Exercise brief:
All records below must be retyped exactly.

Provided records:
--------
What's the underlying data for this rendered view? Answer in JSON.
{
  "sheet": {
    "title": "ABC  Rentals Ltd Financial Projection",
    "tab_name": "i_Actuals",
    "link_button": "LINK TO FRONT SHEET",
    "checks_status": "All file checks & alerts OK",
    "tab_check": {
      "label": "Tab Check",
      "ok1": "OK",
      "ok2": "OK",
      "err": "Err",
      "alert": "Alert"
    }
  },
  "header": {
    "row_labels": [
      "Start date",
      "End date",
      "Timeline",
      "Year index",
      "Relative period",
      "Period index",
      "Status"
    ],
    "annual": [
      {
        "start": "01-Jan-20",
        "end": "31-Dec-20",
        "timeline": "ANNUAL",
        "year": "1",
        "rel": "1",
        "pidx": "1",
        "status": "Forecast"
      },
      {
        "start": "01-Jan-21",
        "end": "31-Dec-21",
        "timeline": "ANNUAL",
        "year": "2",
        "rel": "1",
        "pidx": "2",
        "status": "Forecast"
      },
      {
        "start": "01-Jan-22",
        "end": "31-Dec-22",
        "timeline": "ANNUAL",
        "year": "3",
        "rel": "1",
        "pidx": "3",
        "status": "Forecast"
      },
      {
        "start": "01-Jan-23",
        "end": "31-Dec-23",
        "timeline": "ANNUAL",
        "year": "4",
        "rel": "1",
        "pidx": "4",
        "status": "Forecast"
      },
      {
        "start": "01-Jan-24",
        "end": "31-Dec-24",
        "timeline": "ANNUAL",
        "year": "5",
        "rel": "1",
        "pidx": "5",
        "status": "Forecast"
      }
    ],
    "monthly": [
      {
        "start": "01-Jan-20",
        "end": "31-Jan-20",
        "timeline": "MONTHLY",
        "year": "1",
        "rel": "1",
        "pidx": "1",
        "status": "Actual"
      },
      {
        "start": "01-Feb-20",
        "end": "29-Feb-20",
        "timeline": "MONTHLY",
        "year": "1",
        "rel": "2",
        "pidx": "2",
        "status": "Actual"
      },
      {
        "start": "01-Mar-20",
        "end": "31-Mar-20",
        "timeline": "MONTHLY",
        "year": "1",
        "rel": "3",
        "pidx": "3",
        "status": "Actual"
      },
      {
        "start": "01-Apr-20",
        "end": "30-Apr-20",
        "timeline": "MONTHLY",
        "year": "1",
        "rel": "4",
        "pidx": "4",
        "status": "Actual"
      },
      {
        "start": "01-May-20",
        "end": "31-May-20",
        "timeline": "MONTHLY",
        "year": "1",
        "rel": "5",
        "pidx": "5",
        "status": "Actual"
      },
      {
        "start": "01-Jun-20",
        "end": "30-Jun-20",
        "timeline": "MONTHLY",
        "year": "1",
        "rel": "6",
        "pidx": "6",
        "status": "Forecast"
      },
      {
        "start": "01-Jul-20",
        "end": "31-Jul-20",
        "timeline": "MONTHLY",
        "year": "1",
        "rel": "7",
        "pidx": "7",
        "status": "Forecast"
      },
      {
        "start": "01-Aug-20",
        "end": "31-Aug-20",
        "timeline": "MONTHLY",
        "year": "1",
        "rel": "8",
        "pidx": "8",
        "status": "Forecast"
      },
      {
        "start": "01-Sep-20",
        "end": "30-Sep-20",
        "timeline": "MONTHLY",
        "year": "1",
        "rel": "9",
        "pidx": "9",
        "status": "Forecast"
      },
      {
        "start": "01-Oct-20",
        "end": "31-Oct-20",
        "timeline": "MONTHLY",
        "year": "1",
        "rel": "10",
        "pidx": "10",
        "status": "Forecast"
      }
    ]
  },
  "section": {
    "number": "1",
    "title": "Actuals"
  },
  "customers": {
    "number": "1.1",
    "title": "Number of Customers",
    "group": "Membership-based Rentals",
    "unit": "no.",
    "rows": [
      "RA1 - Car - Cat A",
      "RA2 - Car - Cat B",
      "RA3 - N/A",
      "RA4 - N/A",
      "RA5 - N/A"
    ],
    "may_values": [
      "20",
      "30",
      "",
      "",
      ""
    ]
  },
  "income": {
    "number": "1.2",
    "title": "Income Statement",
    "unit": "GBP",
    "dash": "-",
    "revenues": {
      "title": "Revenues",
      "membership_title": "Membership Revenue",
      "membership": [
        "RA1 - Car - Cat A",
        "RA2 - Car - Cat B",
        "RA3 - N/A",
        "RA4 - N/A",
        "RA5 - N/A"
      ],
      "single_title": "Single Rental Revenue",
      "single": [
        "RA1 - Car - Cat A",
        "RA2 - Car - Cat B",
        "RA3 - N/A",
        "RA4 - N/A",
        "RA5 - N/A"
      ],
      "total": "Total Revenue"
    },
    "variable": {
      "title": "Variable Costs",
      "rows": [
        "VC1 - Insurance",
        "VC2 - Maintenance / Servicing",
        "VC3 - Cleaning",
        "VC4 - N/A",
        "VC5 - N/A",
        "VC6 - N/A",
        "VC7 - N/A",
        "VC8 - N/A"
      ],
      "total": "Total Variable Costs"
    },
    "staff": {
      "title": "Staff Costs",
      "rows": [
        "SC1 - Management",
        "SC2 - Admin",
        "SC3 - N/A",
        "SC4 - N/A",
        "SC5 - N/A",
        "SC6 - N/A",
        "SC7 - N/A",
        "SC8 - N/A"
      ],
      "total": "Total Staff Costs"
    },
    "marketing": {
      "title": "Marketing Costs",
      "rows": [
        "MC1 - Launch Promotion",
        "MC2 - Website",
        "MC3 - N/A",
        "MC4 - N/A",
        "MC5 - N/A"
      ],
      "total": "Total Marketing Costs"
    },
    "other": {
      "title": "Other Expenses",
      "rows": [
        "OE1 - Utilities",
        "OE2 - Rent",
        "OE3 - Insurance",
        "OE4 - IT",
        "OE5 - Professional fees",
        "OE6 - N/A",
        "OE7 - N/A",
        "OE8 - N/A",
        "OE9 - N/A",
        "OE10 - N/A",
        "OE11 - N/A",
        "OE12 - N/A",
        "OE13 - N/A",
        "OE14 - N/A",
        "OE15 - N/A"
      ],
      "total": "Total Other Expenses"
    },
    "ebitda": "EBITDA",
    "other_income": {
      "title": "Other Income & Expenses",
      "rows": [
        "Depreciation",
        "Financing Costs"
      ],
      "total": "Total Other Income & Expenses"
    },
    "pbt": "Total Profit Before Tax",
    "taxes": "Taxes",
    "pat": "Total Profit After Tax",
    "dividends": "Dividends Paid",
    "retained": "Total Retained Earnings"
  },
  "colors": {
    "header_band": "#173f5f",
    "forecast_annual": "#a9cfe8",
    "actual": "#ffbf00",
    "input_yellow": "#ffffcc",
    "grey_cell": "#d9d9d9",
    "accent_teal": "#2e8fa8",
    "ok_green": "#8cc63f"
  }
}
--------
Exercise answer:
What's the underlying data for this rendered view? Answer in JSON.
{
  "sheet": {
    "title": "ABC  Rentals Ltd Financial Projection",
    "tab_name": "i_Actuals",
    "link_button": "LINK TO FRONT SHEET",
    "checks_status": "All file checks & alerts OK",
    "tab_check": {
      "label": "Tab Check",
      "ok1": "OK",
      "ok2": "OK",
      "err": "Err",
      "alert": "Alert"
    }
  },
  "header": {
    "row_labels": [
      "Start date",
      "End date",
      "Timeline",
      "Year index",
      "Relative period",
      "Period index",
      "Status"
    ],
    "annual": [
      {
        "start": "01-Jan-20",
        "end": "31-Dec-20",
        "timeline": "ANNUAL",
        "year": "1",
        "rel": "1",
        "pidx": "1",
        "status": "Forecast"
      },
      {
        "start": "01-Jan-21",
        "end": "31-Dec-21",
        "timeline": "ANNUAL",
        "year": "2",
        "rel": "1",
        "pidx": "2",
        "status": "Forecast"
      },
      {
        "start": "01-Jan-22",
        "end": "31-Dec-22",
        "timeline": "ANNUAL",
        "year": "3",
        "rel": "1",
        "pidx": "3",
        "status": "Forecast"
      },
      {
        "start": "01-Jan-23",
        "end": "31-Dec-23",
        "timeline": "ANNUAL",
        "year": "4",
        "rel": "1",
        "pidx": "4",
        "status": "Forecast"
      },
      {
        "start": "01-Jan-24",
        "end": "31-Dec-24",
        "timeline": "ANNUAL",
        "year": "5",
        "rel": "1",
        "pidx": "5",
        "status": "Forecast"
      }
    ],
    "monthly": [
      {
        "start": "01-Jan-20",
        "end": "31-Jan-20",
        "timeline": "MONTHLY",
        "year": "1",
        "rel": "1",
        "pidx": "1",
        "status": "Actual"
      },
      {
        "start": "01-Feb-20",
        "end": "29-Feb-20",
        "timeline": "MONTHLY",
        "year": "1",
        "rel": "2",
        "pidx": "2",
        "status": "Actual"
      },
      {
        "start": "01-Mar-20",
        "end": "31-Mar-20",
        "timeline": "MONTHLY",
        "year": "1",
        "rel": "3",
        "pidx": "3",
        "status": "Actual"
      },
      {
        "start": "01-Apr-20",
        "end": "30-Apr-20",
        "timeline": "MONTHLY",
        "year": "1",
        "rel": "4",
        "pidx": "4",
        "status": "Actual"
      },
      {
        "start": "01-May-20",
        "end": "31-May-20",
        "timeline": "MONTHLY",
        "year": "1",
        "rel": "5",
        "pidx": "5",
        "status": "Actual"
      },
      {
        "start": "01-Jun-20",
        "end": "30-Jun-20",
        "timeline": "MONTHLY",
        "year": "1",
        "rel": "6",
        "pidx": "6",
        "status": "Forecast"
      },
      {
        "start": "01-Jul-20",
        "end": "31-Jul-20",
        "timeline": "MONTHLY",
        "year": "1",
        "rel": "7",
        "pidx": "7",
        "status": "Forecast"
      },
      {
        "start": "01-Aug-20",
        "end": "31-Aug-20",
        "timeline": "MONTHLY",
        "year": "1",
        "rel": "8",
        "pidx": "8",
        "status": "Forecast"
      },
      {
        "start": "01-Sep-20",
        "end": "30-Sep-20",
        "timeline": "MONTHLY",
        "year": "1",
        "rel": "9",
        "pidx": "9",
        "status": "Forecast"
      },
      {
        "start": "01-Oct-20",
        "end": "31-Oct-20",
        "timeline": "MONTHLY",
        "year": "1",
        "rel": "10",
        "pidx": "10",
        "status": "Forecast"
      }
    ]
  },
  "section": {
    "number": "1",
    "title": "Actuals"
  },
  "customers": {
    "number": "1.1",
    "title": "Number of Customers",
    "group": "Membership-based Rentals",
    "unit": "no.",
    "rows": [
      "RA1 - Car - Cat A",
      "RA2 - Car - Cat B",
      "RA3 - N/A",
      "RA4 - N/A",
      "RA5 - N/A"
    ],
    "may_values": [
      "20",
      "30",
      "",
      "",
      ""
    ]
  },
  "income": {
    "number": "1.2",
    "title": "Income Statement",
    "unit": "GBP",
    "dash": "-",
    "revenues": {
      "title": "Revenues",
      "membership_title": "Membership Revenue",
      "membership": [
        "RA1 - Car - Cat A",
        "RA2 - Car - Cat B",
        "RA3 - N/A",
        "RA4 - N/A",
        "RA5 - N/A"
      ],
      "single_title": "Single Rental Revenue",
      "single": [
        "RA1 - Car - Cat A",
        "RA2 - Car - Cat B",
        "RA3 - N/A",
        "RA4 - N/A",
        "RA5 - N/A"
      ],
      "total": "Total Revenue"
    },
    "variable": {
      "title": "Variable Costs",
      "rows": [
        "VC1 - Insurance",
        "VC2 - Maintenance / Servicing",
        "VC3 - Cleaning",
        "VC4 - N/A",
        "VC5 - N/A",
        "VC6 - N/A",
        "VC7 - N/A",
        "VC8 - N/A"
      ],
      "total": "Total Variable Costs"
    },
    "staff": {
      "title": "Staff Costs",
      "rows": [
        "SC1 - Management",
        "SC2 - Admin",
        "SC3 - N/A",
        "SC4 - N/A",
        "SC5 - N/A",
        "SC6 - N/A",
        "SC7 - N/A",
        "SC8 - N/A"
      ],
      "total": "Total Staff Costs"
    },
    "marketing": {
      "title": "Marketing Costs",
      "rows": [
        "MC1 - Launch Promotion",
        "MC2 - Website",
        "MC3 - N/A",
        "MC4 - N/A",
        "MC5 - N/A"
      ],
      "total": "Total Marketing Costs"
    },
    "other": {
      "title": "Other Expenses",
      "rows": [
        "OE1 - Utilities",
        "OE2 - Rent",
        "OE3 - Insurance",
        "OE4 - IT",
        "OE5 - Professional fees",
        "OE6 - N/A",
        "OE7 - N/A",
        "OE8 - N/A",
        "OE9 - N/A",
        "OE10 - N/A",
        "OE11 - N/A",
        "OE12 - N/A",
        "OE13 - N/A",
        "OE14 - N/A",
        "OE15 - N/A"
      ],
      "total": "Total Other Expenses"
    },
    "ebitda": "EBITDA",
    "other_income": {
      "title": "Other Income & Expenses",
      "rows": [
        "Depreciation",
        "Financing Costs"
      ],
      "total": "Total Other Income & Expenses"
    },
    "pbt": "Total Profit Before Tax",
    "taxes": "Taxes",
    "pat": "Total Profit After Tax",
    "dividends": "Dividends Paid",
    "retained": "Total Retained Earnings"
  },
  "colors": {
    "header_band": "#173f5f",
    "forecast_annual": "#a9cfe8",
    "actual": "#ffbf00",
    "input_yellow": "#ffffcc",
    "grey_cell": "#d9d9d9",
    "accent_teal": "#2e8fa8",
    "ok_green": "#8cc63f"
  }
}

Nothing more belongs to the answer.